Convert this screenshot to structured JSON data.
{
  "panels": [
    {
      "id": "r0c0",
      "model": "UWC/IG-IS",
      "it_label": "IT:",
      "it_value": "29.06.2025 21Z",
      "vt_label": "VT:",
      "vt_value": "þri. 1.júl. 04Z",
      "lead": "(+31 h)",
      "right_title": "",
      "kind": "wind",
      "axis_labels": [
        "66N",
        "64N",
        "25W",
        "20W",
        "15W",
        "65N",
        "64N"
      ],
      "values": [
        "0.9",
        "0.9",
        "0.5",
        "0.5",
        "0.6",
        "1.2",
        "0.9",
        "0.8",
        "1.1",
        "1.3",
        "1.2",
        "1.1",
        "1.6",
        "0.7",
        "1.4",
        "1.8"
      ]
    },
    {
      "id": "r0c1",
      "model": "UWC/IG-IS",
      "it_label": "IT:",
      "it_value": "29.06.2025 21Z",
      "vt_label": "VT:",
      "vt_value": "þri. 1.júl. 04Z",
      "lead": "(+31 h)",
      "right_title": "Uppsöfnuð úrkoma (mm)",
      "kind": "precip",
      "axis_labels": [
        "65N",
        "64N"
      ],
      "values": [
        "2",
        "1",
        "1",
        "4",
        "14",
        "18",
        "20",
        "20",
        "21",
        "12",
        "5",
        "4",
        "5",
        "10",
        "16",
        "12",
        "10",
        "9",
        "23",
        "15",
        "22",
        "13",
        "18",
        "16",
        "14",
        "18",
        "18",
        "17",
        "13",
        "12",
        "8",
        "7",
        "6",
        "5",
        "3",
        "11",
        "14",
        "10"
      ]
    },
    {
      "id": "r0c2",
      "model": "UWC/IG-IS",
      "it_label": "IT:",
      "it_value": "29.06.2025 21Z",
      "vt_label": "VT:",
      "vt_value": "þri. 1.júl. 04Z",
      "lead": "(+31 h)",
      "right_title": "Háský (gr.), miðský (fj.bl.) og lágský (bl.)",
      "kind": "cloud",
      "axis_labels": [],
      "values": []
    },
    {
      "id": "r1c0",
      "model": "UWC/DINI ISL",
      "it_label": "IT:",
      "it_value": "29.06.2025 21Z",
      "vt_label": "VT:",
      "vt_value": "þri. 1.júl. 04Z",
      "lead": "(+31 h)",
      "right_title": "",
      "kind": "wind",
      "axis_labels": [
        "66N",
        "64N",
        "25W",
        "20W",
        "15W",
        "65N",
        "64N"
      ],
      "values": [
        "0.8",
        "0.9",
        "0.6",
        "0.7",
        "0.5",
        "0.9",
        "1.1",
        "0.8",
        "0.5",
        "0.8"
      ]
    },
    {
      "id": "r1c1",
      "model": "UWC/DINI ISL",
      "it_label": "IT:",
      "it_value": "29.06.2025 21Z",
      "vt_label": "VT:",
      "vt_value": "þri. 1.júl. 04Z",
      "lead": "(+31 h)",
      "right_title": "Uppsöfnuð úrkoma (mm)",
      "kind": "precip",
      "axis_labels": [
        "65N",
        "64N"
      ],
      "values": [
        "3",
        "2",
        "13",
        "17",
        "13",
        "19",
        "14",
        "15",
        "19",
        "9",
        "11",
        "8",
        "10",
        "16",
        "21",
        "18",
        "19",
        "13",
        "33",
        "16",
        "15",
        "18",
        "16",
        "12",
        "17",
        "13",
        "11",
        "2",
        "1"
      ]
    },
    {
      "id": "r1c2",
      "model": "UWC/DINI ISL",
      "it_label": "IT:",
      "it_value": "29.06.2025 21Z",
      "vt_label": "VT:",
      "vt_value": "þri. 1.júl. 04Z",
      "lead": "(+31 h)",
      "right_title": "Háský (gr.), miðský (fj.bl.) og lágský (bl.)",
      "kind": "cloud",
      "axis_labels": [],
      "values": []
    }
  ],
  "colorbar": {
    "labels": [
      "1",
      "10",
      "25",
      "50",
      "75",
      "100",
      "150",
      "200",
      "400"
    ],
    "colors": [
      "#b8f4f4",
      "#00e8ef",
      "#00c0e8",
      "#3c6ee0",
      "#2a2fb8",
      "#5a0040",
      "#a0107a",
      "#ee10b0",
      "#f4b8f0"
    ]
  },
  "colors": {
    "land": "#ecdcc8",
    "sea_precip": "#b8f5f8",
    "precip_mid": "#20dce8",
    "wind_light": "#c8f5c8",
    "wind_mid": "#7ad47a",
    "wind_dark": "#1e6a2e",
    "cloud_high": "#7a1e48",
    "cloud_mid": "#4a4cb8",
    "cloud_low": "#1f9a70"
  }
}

* * * *

Problem statement: Give an exact repetition of all the material.

Exercise answer:
Convert this screenshot to structured JSON data.
{
  "panels": [
    {
      "id": "r0c0",
      "model": "UWC/IG-IS",
      "it_label": "IT:",
      "it_value": "29.06.2025 21Z",
      "vt_label": "VT:",
      "vt_value": "þri. 1.júl. 04Z",
      "lead": "(+31 h)",
      "right_title": "",
      "kind": "wind",
      "axis_labels": [
        "66N",
        "64N",
        "25W",
        "20W",
        "15W",
        "65N",
        "64N"
      ],
      "values": [
        "0.9",
        "0.9",
        "0.5",
        "0.5",
        "0.6",
        "1.2",
        "0.9",
        "0.8",
        "1.1",
        "1.3",
        "1.2",
        "1.1",
        "1.6",
        "0.7",
        "1.4",
        "1.8"
      ]
    },
    {
      "id": "r0c1",
      "model": "UWC/IG-IS",
      "it_label": "IT:",
      "it_value": "29.06.2025 21Z",
      "vt_label": "VT:",
      "vt_value": "þri. 1.júl. 04Z",
      "lead": "(+31 h)",
      "right_title": "Uppsöfnuð úrkoma (mm)",
      "kind": "precip",
      "axis_labels": [
        "65N",
        "64N"
      ],
      "values": [
        "2",
        "1",
        "1",
        "4",
        "14",
        "18",
        "20",
        "20",
        "21",
        "12",
        "5",
        "4",
        "5",
        "10",
        "16",
        "12",
        "10",
        "9",
        "23",
        "15",
        "22",
        "13",
        "18",
        "16",
        "14",
        "18",
        "18",
        "17",
        "13",
        "12",
        "8",
        "7",
        "6",
        "5",
        "3",
        "11",
        "14",
        "10"
      ]
    },
    {
      "id": "r0c2",
      "model": "UWC/IG-IS",
      "it_label": "IT:",
      "it_value": "29.06.2025 21Z",
      "vt_label": "VT:",
      "vt_value": "þri. 1.júl. 04Z",
      "lead": "(+31 h)",
      "right_title": "Háský (gr.), miðský (fj.bl.) og lágský (bl.)",
      "kind": "cloud",
      "axis_labels": [],
      "values": []
    },
    {
      "id": "r1c0",
      "model": "UWC/DINI ISL",
      "it_label": "IT:",
      "it_value": "29.06.2025 21Z",
      "vt_label": "VT:",
      "vt_value": "þri. 1.júl. 04Z",
      "lead": "(+31 h)",
      "right_title": "",
      "kind": "wind",
      "axis_labels": [
        "66N",
        "64N",
        "25W",
        "20W",
        "15W",
        "65N",
        "64N"
      ],
      "values": [
        "0.8",
        "0.9",
        "0.6",
        "0.7",
        "0.5",
        "0.9",
        "1.1",
        "0.8",
        "0.5",
        "0.8"
      ]
    },
    {
      "id": "r1c1",
      "model": "UWC/DINI ISL",
      "it_label": "IT:",
      "it_value": "29.06.2025 21Z",
      "vt_label": "VT:",
      "vt_value": "þri. 1.júl. 04Z",
      "lead": "(+31 h)",
      "right_title": "Uppsöfnuð úrkoma (mm)",
      "kind": "precip",
      "axis_labels": [
        "65N",
        "64N"
      ],
      "values": [
        "3",
        "2",
        "13",
        "17",
        "13",
        "19",
        "14",
        "15",
        "19",
        "9",
        "11",
        "8",
        "10",
        "16",
        "21",
        "18",
        "19",
        "13",
        "33",
        "16",
        "15",
        "18",
        "16",
        "12",
        "17",
        "13",
        "11",
        "2",
        "1"
      ]
    },
    {
      "id": "r1c2",
      "model": "UWC/DINI ISL",
      "it_label": "IT:",
      "it_value": "29.06.2025 21Z",
      "vt_label": "VT:",
      "vt_value": "þri. 1.júl. 04Z",
      "lead": "(+31 h)",
      "right_title": "Háský (gr.), miðský (fj.bl.) og lágský (bl.)",
      "kind": "cloud",
      "axis_labels": [],
      "values": []
    }
  ],
  "colorbar": {
    "labels": [
      "1",
      "10",
      "25",
      "50",
      "75",
      "100",
      "150",
      "200",
      "400"
    ],
    "colors": [
      "#b8f4f4",
      "#00e8ef",
      "#00c0e8",
      "#3c6ee0",
      "#2a2fb8",
      "#5a0040",
      "#a0107a",
      "#ee10b0",
      "#f4b8f0"
    ]
  },
  "colors": {
    "land": "#ecdcc8",
    "sea_precip": "#b8f5f8",
    "precip_mid": "#20dce8",
    "wind_light": "#c8f5c8",
    "wind_mid": "#7ad47a",
    "wind_dark": "#1e6a2e",
    "cloud_high": "#7a1e48",
    "cloud_mid": "#4a4cb8",
    "cloud_low": "#1f9a70"
  }
}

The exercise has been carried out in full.